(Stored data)
● ● ●
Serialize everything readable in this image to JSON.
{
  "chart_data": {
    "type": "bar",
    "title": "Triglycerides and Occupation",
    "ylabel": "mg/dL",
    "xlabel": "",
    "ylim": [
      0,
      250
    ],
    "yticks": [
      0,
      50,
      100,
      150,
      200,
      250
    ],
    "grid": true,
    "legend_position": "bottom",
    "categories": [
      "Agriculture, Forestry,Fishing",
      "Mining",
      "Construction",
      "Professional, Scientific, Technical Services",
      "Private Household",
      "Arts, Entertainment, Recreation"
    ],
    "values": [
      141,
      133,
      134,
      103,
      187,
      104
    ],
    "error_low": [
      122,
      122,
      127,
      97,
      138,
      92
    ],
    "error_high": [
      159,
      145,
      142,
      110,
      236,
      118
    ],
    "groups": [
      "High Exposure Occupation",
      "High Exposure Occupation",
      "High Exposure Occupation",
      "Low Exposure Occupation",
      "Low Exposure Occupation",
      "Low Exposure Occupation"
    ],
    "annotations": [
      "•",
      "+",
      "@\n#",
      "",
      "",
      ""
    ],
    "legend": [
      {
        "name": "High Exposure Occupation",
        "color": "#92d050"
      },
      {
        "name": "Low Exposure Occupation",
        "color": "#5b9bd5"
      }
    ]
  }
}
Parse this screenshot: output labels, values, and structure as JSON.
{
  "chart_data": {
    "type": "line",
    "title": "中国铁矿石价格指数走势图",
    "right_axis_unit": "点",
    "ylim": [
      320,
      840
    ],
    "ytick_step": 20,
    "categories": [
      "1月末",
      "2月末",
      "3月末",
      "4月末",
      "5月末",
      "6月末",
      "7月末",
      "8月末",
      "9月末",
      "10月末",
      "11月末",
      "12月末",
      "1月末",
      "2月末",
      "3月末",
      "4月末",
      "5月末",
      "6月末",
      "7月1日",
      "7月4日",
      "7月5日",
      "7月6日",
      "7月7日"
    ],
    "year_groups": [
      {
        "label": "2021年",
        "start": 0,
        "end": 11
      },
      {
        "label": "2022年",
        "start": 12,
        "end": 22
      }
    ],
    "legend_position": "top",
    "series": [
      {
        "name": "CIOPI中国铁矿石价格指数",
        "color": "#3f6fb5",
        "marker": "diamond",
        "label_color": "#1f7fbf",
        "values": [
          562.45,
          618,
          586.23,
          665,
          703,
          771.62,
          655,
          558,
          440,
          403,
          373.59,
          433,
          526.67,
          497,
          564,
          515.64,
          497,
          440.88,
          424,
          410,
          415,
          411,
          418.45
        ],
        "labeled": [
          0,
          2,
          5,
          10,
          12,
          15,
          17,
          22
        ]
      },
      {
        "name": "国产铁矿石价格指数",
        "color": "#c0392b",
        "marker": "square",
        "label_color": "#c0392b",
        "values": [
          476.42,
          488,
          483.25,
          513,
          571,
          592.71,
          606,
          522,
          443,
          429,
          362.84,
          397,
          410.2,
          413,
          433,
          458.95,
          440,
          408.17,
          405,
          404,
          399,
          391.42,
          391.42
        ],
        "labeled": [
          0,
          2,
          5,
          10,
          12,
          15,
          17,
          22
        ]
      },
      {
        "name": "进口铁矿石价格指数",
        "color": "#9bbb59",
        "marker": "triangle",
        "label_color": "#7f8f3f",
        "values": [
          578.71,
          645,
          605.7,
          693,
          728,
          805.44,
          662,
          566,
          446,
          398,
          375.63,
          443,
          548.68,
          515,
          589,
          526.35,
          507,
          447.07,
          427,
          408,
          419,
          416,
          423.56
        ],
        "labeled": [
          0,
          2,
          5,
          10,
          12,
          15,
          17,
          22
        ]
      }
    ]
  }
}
● ● ●
> _What to work on_: From the listing, copy each line containing the word "title".

> _Worked answer_:
    "title": "Triglycerides and Occupation",
    "title": "中国铁矿石价格指数走势图",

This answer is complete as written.